● WHAT THE TASK REQUIRES
Scan the material below for the string "label", and copy every line where it shows up.

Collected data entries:
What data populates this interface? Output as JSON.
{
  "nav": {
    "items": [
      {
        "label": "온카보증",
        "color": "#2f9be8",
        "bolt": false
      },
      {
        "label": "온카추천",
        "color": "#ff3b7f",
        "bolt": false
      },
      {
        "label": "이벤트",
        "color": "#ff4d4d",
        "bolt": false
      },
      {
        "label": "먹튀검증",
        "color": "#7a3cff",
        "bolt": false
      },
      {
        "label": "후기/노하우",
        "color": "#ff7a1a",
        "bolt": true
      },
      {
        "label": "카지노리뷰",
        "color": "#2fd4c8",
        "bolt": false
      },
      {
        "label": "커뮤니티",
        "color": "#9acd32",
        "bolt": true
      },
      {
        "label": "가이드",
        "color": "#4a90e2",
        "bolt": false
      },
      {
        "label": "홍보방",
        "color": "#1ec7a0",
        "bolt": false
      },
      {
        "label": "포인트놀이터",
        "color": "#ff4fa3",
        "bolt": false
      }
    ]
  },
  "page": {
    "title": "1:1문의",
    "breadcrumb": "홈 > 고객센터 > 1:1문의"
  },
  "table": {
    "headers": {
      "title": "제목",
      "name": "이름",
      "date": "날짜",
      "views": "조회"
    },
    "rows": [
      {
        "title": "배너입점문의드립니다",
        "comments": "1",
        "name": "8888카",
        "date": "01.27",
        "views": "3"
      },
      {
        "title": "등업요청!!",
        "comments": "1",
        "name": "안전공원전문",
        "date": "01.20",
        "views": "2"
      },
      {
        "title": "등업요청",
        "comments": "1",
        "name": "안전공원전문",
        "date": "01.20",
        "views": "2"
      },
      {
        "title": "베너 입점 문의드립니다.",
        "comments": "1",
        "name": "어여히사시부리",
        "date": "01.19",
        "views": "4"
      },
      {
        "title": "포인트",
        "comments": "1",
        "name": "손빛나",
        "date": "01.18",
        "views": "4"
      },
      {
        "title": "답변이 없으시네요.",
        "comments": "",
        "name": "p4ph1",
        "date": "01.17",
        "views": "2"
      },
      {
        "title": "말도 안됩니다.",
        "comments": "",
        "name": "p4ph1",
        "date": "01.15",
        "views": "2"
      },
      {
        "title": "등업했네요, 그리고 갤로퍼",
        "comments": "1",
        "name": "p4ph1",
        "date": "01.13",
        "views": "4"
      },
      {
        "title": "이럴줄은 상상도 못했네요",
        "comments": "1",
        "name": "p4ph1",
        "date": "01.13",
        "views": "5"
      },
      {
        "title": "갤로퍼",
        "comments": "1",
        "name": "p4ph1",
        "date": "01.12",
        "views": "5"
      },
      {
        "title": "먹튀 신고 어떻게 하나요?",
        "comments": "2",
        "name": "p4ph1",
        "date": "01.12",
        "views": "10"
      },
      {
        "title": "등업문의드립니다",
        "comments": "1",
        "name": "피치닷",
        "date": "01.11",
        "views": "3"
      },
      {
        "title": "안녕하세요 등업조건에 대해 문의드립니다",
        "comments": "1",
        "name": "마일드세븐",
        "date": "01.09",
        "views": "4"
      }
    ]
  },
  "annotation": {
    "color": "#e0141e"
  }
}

● RESULT FOR THIS TASK
        "label": "온카보증",
        "label": "온카추천",
        "label": "이벤트",
        "label": "먹튀검증",
        "label": "후기/노하우",
        "label": "카지노리뷰",
        "label": "커뮤니티",
        "label": "가이드",
        "label": "홍보방",
        "label": "포인트놀이터",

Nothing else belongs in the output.